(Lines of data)
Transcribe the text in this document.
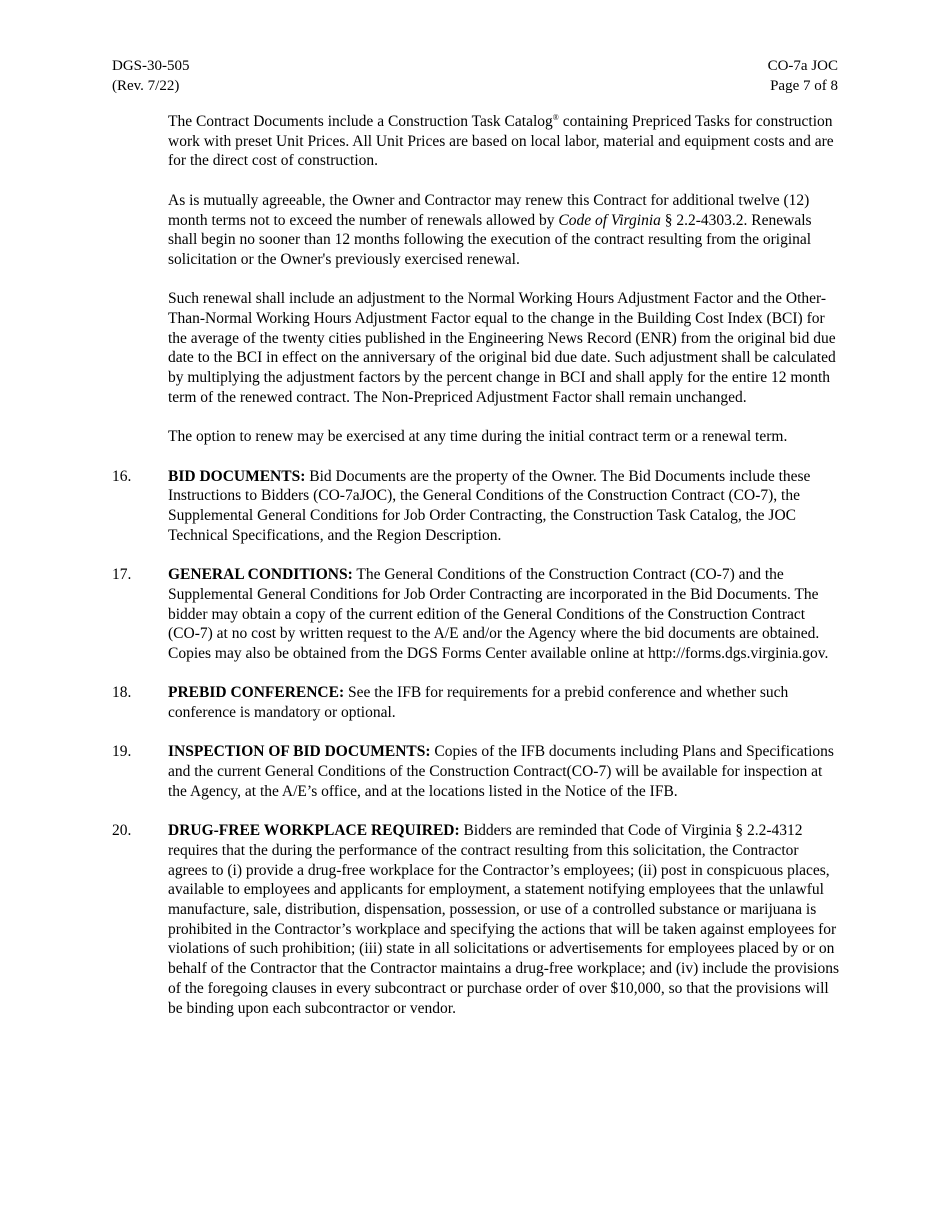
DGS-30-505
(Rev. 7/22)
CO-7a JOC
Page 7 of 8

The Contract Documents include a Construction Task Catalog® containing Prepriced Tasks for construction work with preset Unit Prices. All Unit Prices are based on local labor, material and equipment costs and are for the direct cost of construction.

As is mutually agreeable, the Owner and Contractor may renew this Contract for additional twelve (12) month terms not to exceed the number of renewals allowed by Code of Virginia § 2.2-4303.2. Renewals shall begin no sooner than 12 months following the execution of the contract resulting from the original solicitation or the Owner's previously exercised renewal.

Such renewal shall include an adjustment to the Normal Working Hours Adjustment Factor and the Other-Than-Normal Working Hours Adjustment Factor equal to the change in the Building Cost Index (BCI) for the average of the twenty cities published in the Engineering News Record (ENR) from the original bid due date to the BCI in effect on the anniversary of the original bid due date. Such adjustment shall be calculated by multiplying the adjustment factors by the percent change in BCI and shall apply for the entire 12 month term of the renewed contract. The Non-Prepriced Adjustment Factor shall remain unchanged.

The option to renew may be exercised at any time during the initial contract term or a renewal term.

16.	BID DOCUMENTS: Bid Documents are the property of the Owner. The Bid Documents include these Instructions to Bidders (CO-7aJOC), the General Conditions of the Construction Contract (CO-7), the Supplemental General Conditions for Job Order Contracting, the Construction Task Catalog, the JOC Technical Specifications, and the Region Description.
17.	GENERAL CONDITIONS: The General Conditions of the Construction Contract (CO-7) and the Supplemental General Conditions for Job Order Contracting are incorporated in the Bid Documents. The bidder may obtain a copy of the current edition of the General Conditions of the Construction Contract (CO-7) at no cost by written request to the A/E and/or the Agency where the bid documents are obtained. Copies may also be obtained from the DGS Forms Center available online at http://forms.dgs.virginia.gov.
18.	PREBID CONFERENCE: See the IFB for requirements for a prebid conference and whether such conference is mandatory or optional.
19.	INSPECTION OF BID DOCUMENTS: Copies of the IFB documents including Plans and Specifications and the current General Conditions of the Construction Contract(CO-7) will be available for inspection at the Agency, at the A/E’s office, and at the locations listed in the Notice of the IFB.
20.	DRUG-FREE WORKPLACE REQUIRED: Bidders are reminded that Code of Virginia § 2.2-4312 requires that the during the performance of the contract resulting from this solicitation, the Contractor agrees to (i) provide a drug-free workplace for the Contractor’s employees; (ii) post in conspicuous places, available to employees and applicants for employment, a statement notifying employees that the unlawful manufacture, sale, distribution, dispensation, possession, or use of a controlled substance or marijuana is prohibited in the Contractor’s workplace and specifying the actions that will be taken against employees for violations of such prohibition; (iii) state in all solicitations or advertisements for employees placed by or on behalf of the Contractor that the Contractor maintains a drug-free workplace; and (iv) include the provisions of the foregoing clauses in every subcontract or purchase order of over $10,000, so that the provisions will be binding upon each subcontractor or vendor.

> _SHORT EXERCISE_
Quote each line of the listing exactly, but leave the pictures out.

> _OUTPUT_
Transcribe the text in this document.
DGS-30-505
(Rev. 7/22)
CO-7a JOC
Page 7 of 8

The Contract Documents include a Construction Task Catalog® containing Prepriced Tasks for construction work with preset Unit Prices. All Unit Prices are based on local labor, material and equipment costs and are for the direct cost of construction.

As is mutually agreeable, the Owner and Contractor may renew this Contract for additional twelve (12) month terms not to exceed the number of renewals allowed by Code of Virginia § 2.2-4303.2. Renewals shall begin no sooner than 12 months following the execution of the contract resulting from the original solicitation or the Owner's previously exercised renewal.

Such renewal shall include an adjustment to the Normal Working Hours Adjustment Factor and the Other-Than-Normal Working Hours Adjustment Factor equal to the change in the Building Cost Index (BCI) for the average of the twenty cities published in the Engineering News Record (ENR) from the original bid due date to the BCI in effect on the anniversary of the original bid due date. Such adjustment shall be calculated by multiplying the adjustment factors by the percent change in BCI and shall apply for the entire 12 month term of the renewed contract. The Non-Prepriced Adjustment Factor shall remain unchanged.

The option to renew may be exercised at any time during the initial contract term or a renewal term.

16.	BID DOCUMENTS: Bid Documents are the property of the Owner. The Bid Documents include these Instructions to Bidders (CO-7aJOC), the General Conditions of the Construction Contract (CO-7), the Supplemental General Conditions for Job Order Contracting, the Construction Task Catalog, the JOC Technical Specifications, and the Region Description.
17.	GENERAL CONDITIONS: The General Conditions of the Construction Contract (CO-7) and the Supplemental General Conditions for Job Order Contracting are incorporated in the Bid Documents. The bidder may obtain a copy of the current edition of the General Conditions of the Construction Contract (CO-7) at no cost by written request to the A/E and/or the Agency where the bid documents are obtained. Copies may also be obtained from the DGS Forms Center available online at http://forms.dgs.virginia.gov.
18.	PREBID CONFERENCE: See the IFB for requirements for a prebid conference and whether such conference is mandatory or optional.
19.	INSPECTION OF BID DOCUMENTS: Copies of the IFB documents including Plans and Specifications and the current General Conditions of the Construction Contract(CO-7) will be available for inspection at the Agency, at the A/E’s office, and at the locations listed in the Notice of the IFB.
20.	DRUG-FREE WORKPLACE REQUIRED: Bidders are reminded that Code of Virginia § 2.2-4312 requires that the during the performance of the contract resulting from this solicitation, the Contractor agrees to (i) provide a drug-free workplace for the Contractor’s employees; (ii) post in conspicuous places, available to employees and applicants for employment, a statement notifying employees that the unlawful manufacture, sale, distribution, dispensation, possession, or use of a controlled substance or marijuana is prohibited in the Contractor’s workplace and specifying the actions that will be taken against employees for violations of such prohibition; (iii) state in all solicitations or advertisements for employees placed by or on behalf of the Contractor that the Contractor maintains a drug-free workplace; and (iv) include the provisions of the foregoing clauses in every subcontract or purchase order of over $10,000, so that the provisions will be binding upon each subcontractor or vendor.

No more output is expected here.